WHAT THIS TASK INVOLVES: Extract the data exactly, missing nothing.

____ DATASET ROWS

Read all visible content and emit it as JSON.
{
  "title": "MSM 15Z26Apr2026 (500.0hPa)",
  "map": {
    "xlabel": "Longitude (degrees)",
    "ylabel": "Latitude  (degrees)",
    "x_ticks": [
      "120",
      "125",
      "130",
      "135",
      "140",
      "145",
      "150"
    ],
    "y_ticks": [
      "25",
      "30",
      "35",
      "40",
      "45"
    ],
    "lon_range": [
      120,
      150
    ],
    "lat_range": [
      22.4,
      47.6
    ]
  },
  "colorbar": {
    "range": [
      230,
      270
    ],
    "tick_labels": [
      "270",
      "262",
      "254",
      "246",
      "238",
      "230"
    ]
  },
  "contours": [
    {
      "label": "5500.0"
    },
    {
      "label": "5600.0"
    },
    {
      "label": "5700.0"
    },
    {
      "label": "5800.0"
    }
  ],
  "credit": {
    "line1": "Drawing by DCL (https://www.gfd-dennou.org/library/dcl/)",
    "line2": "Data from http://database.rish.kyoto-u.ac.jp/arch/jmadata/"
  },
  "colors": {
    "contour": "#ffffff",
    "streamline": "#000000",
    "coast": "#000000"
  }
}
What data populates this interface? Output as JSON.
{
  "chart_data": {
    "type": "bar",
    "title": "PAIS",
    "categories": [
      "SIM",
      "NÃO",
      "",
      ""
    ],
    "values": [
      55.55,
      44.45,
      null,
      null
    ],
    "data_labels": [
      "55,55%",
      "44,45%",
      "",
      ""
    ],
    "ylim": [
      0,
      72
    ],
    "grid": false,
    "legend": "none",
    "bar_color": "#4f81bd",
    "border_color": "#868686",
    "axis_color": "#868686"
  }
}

________

FULL SOLUTION:
Read all visible content and emit it as JSON.
{
  "title": "MSM 15Z26Apr2026 (500.0hPa)",
  "map": {
    "xlabel": "Longitude (degrees)",
    "ylabel": "Latitude  (degrees)",
    "x_ticks": [
      "120",
      "125",
      "130",
      "135",
      "140",
      "145",
      "150"
    ],
    "y_ticks": [
      "25",
      "30",
      "35",
      "40",
      "45"
    ],
    "lon_range": [
      120,
      150
    ],
    "lat_range": [
      22.4,
      47.6
    ]
  },
  "colorbar": {
    "range": [
      230,
      270
    ],
    "tick_labels": [
      "270",
      "262",
      "254",
      "246",
      "238",
      "230"
    ]
  },
  "contours": [
    {
      "label": "5500.0"
    },
    {
      "label": "5600.0"
    },
    {
      "label": "5700.0"
    },
    {
      "label": "5800.0"
    }
  ],
  "credit": {
    "line1": "Drawing by DCL (https://www.gfd-dennou.org/library/dcl/)",
    "line2": "Data from http://database.rish.kyoto-u.ac.jp/arch/jmadata/"
  },
  "colors": {
    "contour": "#ffffff",
    "streamline": "#000000",
    "coast": "#000000"
  }
}
What data populates this interface? Output as JSON.
{
  "chart_data": {
    "type": "bar",
    "title": "PAIS",
    "categories": [
      "SIM",
      "NÃO",
      "",
      ""
    ],
    "values": [
      55.55,
      44.45,
      null,
      null
    ],
    "data_labels": [
      "55,55%",
      "44,45%",
      "",
      ""
    ],
    "ylim": [
      0,
      72
    ],
    "grid": false,
    "legend": "none",
    "bar_color": "#4f81bd",
    "border_color": "#868686",
    "axis_color": "#868686"
  }
}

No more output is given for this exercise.